→ EXERCISE DETAILS
Carry on the blog post below about cooking with leftover ingredients, picking up right after its last sentence.

→ TEXT TO READ
— Start —
Thursday 29 October 2015

Ready Steady Cook!

Do you remember this TV programme? It was hugely popular in the Nineties and Noughties and launched the career of many a TV chef.
People used to hold 'Ready Steady Cook' dinner parties too- where the guests brought bags of random ingredients for the host to rustle up into something fab.





I caught an episode of this programme again recently- as it is still going strong - and it got me thinking about a revival. After all, it is pretty much what this blog is about- using up ingredients from your cupboard and fridge in a tasty way.
So, for this month's post I want to take a selection of ingredients- and make two suggestions as to how they could be used. Firstly, the obvious choice and secondly something a little more unexpected.

Let's take these ingredients by way of an example and an introduction:

Tuna, eggs, anchovies, olives, potatoes and bread.

First lot of ingredients

To me, that immediately cries out 'Salade Nicoise'.


Salade Nicoise
http://lizsleftovers.blogspot.co.uk/2015/04/specialities-of-nice.html
But no.... I'm going to make fish cakes instead.

Ingredients:

200g cold mashed potato
1 tin tuna*
2 slices stale bread, soaked in water and then squeezed dry
1 egg
1 tbsp chopped parsley
1 tbsp lemon juice
3-4 anchovies, snipped up small
8 green olives, chopped roughly
salt and pepper
50g toasted breadcrumbs

Mix all the ingredients well (keeping back the breadcrumbs for coating) together in a bowl.

Mix it all up
 Shape with wet hands into patties and coat with the remaining breadcrumbs,
Shape into patties and coat with breadcrumbs
 Place on a lightly oiled baking tray and bake at 160 degrees for 15-20 minutes until golden.

Bake until golden

Mediterranean Fish Cakes
*NB: This recipe works just as well with any tinned fish- sardines, crab or salmon for example.

But does tuna, anchovies, olives, garlic and onions make you begin to think of pasta?

next bag of ingredients

Just add  some rich tomato sauce for a delicious pasta dish.

Add tomato sauce and hey presto....

Spaghetti Marinara

But for me however it says - Pissaladiere- a famous onion tart from Nice.
— End —
→ DATA PROVIDED
— Start —
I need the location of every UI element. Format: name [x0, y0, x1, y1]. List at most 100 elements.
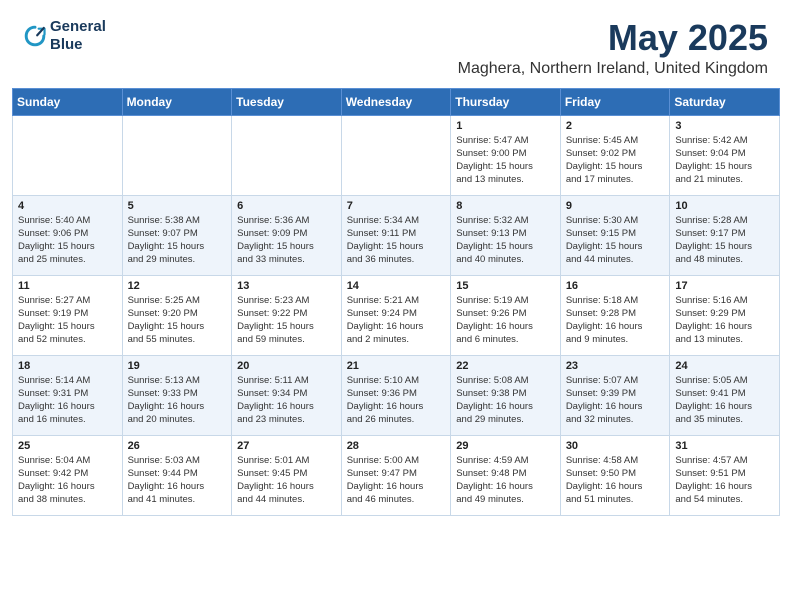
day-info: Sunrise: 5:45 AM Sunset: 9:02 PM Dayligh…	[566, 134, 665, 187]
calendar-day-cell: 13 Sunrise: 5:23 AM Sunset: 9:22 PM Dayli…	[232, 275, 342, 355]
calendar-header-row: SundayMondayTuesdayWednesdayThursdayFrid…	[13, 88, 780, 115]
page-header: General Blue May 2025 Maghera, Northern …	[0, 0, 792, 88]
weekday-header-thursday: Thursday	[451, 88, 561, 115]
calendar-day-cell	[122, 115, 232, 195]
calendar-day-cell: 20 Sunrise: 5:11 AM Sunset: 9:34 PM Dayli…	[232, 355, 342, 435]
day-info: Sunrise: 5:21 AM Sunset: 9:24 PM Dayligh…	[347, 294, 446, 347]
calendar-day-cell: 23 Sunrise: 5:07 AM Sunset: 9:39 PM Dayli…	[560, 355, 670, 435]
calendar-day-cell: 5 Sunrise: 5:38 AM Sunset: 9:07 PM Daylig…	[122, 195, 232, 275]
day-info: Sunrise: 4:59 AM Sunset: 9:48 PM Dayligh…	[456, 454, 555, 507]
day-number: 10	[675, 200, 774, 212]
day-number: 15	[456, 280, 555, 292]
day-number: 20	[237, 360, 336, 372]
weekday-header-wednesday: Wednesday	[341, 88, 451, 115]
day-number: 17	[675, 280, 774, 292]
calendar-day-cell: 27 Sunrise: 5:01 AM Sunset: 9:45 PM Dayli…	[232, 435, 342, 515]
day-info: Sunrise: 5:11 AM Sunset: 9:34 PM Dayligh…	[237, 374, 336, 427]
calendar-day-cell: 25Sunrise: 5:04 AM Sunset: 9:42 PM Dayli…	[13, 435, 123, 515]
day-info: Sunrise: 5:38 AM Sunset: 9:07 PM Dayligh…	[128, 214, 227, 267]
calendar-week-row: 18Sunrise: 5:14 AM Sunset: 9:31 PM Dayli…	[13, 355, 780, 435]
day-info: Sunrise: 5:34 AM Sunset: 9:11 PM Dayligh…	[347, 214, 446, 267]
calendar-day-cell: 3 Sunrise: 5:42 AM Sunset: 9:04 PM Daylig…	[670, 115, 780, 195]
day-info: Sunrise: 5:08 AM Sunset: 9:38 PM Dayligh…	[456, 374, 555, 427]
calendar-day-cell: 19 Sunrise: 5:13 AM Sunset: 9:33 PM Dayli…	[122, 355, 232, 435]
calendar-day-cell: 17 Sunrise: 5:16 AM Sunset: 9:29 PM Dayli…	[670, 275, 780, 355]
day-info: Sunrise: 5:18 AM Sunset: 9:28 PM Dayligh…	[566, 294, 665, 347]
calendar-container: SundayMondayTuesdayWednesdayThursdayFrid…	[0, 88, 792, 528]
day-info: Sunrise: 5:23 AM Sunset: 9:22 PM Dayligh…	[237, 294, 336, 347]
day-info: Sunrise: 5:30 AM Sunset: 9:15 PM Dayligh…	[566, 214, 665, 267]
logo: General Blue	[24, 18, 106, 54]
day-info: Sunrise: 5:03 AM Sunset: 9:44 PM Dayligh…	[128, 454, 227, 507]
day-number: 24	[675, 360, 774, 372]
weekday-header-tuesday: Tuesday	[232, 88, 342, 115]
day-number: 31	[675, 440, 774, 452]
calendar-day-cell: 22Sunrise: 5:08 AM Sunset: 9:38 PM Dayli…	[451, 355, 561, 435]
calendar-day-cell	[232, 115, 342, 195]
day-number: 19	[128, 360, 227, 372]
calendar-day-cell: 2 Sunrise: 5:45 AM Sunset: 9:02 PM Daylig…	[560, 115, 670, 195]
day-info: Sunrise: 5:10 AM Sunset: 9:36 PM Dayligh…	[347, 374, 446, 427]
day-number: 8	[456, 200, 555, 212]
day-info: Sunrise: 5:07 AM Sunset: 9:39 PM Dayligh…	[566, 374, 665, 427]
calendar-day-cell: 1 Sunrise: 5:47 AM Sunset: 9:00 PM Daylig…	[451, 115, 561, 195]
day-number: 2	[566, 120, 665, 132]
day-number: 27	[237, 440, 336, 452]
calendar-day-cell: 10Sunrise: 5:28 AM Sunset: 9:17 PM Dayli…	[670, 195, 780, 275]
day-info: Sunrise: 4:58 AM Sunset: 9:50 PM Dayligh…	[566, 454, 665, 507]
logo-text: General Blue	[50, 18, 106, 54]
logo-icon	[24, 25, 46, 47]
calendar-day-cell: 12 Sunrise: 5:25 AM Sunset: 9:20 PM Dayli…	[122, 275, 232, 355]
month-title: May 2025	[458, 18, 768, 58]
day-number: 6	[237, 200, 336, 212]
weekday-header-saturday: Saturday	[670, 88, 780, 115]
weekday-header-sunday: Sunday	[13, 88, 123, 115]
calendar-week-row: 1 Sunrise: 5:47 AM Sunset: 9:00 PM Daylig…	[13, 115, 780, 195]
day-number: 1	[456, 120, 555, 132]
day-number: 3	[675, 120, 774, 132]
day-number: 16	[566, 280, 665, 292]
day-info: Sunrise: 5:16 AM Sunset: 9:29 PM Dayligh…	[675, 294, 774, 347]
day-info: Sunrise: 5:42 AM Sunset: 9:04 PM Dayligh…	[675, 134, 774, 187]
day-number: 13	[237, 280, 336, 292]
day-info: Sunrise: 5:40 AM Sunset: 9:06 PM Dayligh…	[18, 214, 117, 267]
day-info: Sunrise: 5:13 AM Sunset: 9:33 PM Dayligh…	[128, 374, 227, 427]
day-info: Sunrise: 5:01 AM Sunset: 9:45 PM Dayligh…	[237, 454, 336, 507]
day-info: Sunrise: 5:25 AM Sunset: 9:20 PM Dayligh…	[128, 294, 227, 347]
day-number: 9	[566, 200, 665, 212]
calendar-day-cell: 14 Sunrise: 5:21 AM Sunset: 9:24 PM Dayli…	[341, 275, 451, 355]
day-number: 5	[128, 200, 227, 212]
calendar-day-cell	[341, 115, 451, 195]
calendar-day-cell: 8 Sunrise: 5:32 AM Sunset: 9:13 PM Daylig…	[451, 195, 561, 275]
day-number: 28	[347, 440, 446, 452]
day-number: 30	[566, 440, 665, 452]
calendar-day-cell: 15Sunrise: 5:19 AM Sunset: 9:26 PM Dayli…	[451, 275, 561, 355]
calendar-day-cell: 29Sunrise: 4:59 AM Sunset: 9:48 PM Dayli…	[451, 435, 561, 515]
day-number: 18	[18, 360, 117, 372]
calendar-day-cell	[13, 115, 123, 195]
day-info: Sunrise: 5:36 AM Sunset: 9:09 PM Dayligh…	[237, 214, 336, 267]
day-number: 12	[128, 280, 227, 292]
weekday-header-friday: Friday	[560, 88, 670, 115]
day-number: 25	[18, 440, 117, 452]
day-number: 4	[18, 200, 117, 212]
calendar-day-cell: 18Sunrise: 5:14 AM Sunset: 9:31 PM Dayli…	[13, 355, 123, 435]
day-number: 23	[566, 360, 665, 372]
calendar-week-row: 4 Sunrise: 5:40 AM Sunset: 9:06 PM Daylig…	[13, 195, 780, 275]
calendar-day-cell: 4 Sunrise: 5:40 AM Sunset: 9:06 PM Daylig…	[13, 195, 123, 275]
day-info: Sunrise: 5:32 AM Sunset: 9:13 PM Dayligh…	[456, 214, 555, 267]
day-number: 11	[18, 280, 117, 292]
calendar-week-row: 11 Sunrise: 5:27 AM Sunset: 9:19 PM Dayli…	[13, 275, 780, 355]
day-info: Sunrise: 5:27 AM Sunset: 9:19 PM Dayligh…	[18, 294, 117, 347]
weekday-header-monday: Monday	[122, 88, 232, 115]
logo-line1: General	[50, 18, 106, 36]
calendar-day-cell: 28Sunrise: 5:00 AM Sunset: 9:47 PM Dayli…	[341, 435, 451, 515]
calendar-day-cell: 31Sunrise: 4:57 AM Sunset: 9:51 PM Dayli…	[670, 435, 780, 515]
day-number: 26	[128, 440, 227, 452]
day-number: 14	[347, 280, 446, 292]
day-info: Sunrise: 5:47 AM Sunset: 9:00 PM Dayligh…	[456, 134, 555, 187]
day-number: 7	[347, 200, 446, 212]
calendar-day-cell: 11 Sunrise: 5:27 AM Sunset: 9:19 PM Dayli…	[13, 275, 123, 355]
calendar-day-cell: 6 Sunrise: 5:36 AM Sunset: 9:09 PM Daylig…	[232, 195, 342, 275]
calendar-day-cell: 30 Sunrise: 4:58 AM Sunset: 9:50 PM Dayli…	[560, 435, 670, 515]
— End —
→ REPLY
Gently slow cook the onions and garlic in a little olive oil until golden and meltingly soft. Spread these over either a  prepared pizza base or a puff pastry rectangle.
Criss cross with anchovies and dot with olives (you can add or leave the tuna as you wish)
Bake until the edges are golden and the pastry or dough is cooked underneath.

Pissaladiere ready for the oven


Pissaladiere ready to eat!
Now, how about celery, apple,walnuts and grapes?

Bag 3
Are you thinking Waldorf Salad?

Waldorf Salad
A classic dish of chopped celery and walnuts with crisp green apple, grapes and mayonnaise- made immortal of course by Fawlty Towers.

Image result for waldorf salad fawlty towers images

Well, how about making a Waldorf Soup instead. (Thanks to Hugh F-W for the idea).

Gently cook some onions, 1/2 tsp minced garlic, 4-5 sticks of celery ( chopped), 1 potato (diced) and 1 apple ( peeled and chopped) in some light vegetable oil. Add 500 ml chicken or vegetable stock and simmer until tender.
Blitz to a puree and adjust seasoning to taste.
Garnish with some finely chopped walnuts, grapes and apple dressed with some cream.

Waldorf Soup

Hugh serves his chilled- but in homage to another great comedy hero I am serving mine piping hot Arnold -Rimmer-Gazpacho style.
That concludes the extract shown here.